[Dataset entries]

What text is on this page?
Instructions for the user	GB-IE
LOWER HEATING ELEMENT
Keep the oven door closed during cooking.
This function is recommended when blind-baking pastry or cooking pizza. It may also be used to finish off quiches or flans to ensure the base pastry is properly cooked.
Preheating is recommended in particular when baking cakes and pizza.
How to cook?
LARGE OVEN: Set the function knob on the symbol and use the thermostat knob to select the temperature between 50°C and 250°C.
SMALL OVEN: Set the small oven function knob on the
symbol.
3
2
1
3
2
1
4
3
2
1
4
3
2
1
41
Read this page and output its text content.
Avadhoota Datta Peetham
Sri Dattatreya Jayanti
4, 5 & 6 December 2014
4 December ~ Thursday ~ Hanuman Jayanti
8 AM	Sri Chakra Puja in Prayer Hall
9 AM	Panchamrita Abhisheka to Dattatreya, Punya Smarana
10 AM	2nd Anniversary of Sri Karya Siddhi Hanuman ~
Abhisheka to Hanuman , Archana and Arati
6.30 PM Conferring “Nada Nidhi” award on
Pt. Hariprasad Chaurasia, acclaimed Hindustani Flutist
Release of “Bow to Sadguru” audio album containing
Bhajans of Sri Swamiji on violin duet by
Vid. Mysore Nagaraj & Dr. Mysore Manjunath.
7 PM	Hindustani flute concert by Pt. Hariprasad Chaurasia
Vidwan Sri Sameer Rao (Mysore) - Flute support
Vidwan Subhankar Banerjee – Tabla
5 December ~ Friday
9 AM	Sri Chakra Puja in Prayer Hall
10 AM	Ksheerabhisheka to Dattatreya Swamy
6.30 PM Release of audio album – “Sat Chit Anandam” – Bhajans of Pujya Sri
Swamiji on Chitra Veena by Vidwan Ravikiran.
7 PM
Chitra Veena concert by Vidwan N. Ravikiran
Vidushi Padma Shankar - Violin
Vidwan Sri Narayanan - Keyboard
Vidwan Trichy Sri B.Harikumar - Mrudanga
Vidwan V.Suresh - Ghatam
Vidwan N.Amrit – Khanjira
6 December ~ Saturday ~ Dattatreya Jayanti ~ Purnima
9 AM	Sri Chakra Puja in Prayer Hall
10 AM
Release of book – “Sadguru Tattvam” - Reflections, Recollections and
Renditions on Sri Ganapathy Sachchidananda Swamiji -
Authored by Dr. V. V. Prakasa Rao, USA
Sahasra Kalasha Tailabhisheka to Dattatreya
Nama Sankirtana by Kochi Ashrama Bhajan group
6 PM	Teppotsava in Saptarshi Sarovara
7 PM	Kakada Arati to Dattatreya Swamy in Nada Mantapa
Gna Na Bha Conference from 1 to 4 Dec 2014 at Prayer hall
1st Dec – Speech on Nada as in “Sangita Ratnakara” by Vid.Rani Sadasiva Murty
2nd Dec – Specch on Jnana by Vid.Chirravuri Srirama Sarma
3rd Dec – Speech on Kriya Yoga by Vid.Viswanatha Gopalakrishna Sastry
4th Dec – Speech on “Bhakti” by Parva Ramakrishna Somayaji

#### [Problem statement]
Give the number of lines above that hold the word "recommended", and nothing more.

#### [Exercise output]
2